SHORT PROBLEM: The listing must be reproduced in full, exactly as it stands.

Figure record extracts

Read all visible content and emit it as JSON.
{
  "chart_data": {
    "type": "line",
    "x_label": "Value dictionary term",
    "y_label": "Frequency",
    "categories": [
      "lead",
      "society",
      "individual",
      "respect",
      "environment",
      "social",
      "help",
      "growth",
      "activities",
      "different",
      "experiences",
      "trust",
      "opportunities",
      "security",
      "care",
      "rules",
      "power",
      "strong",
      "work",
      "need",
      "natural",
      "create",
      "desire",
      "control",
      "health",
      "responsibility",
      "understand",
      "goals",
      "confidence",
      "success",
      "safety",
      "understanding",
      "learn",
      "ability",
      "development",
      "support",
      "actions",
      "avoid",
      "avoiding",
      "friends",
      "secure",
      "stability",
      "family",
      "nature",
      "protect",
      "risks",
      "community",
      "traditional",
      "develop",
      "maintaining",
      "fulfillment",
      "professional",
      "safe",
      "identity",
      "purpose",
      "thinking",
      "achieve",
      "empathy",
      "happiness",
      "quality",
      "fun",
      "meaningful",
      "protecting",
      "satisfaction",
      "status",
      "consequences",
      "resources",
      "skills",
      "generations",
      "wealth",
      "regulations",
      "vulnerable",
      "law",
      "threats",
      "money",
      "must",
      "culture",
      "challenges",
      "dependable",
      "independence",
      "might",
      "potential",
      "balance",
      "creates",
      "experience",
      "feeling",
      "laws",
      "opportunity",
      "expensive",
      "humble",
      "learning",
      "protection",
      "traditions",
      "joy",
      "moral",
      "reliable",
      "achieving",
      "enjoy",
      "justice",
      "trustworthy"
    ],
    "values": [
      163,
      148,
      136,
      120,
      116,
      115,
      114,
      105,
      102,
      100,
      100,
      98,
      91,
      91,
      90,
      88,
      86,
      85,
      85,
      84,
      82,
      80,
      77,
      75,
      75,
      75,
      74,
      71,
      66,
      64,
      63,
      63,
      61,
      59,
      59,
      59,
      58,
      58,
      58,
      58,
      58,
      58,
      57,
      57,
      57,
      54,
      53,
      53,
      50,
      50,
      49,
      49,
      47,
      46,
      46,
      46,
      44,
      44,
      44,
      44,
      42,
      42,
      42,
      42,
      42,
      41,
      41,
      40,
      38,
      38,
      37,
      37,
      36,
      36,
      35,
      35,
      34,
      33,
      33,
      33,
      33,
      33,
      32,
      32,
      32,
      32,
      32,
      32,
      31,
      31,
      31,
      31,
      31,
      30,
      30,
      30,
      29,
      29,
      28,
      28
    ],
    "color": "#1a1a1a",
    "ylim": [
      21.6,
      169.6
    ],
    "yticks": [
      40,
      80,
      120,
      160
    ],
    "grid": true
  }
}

CORRECT ANSWER:
Read all visible content and emit it as JSON.
{
  "chart_data": {
    "type": "line",
    "x_label": "Value dictionary term",
    "y_label": "Frequency",
    "categories": [
      "lead",
      "society",
      "individual",
      "respect",
      "environment",
      "social",
      "help",
      "growth",
      "activities",
      "different",
      "experiences",
      "trust",
      "opportunities",
      "security",
      "care",
      "rules",
      "power",
      "strong",
      "work",
      "need",
      "natural",
      "create",
      "desire",
      "control",
      "health",
      "responsibility",
      "understand",
      "goals",
      "confidence",
      "success",
      "safety",
      "understanding",
      "learn",
      "ability",
      "development",
      "support",
      "actions",
      "avoid",
      "avoiding",
      "friends",
      "secure",
      "stability",
      "family",
      "nature",
      "protect",
      "risks",
      "community",
      "traditional",
      "develop",
      "maintaining",
      "fulfillment",
      "professional",
      "safe",
      "identity",
      "purpose",
      "thinking",
      "achieve",
      "empathy",
      "happiness",
      "quality",
      "fun",
      "meaningful",
      "protecting",
      "satisfaction",
      "status",
      "consequences",
      "resources",
      "skills",
      "generations",
      "wealth",
      "regulations",
      "vulnerable",
      "law",
      "threats",
      "money",
      "must",
      "culture",
      "challenges",
      "dependable",
      "independence",
      "might",
      "potential",
      "balance",
      "creates",
      "experience",
      "feeling",
      "laws",
      "opportunity",
      "expensive",
      "humble",
      "learning",
      "protection",
      "traditions",
      "joy",
      "moral",
      "reliable",
      "achieving",
      "enjoy",
      "justice",
      "trustworthy"
    ],
    "values": [
      163,
      148,
      136,
      120,
      116,
      115,
      114,
      105,
      102,
      100,
      100,
      98,
      91,
      91,
      90,
      88,
      86,
      85,
      85,
      84,
      82,
      80,
      77,
      75,
      75,
      75,
      74,
      71,
      66,
      64,
      63,
      63,
      61,
      59,
      59,
      59,
      58,
      58,
      58,
      58,
      58,
      58,
      57,
      57,
      57,
      54,
      53,
      53,
      50,
      50,
      49,
      49,
      47,
      46,
      46,
      46,
      44,
      44,
      44,
      44,
      42,
      42,
      42,
      42,
      42,
      41,
      41,
      40,
      38,
      38,
      37,
      37,
      36,
      36,
      35,
      35,
      34,
      33,
      33,
      33,
      33,
      33,
      32,
      32,
      32,
      32,
      32,
      32,
      31,
      31,
      31,
      31,
      31,
      30,
      30,
      30,
      29,
      29,
      28,
      28
    ],
    "color": "#1a1a1a",
    "ylim": [
      21.6,
      169.6
    ],
    "yticks": [
      40,
      80,
      120,
      160
    ],
    "grid": true
  }
}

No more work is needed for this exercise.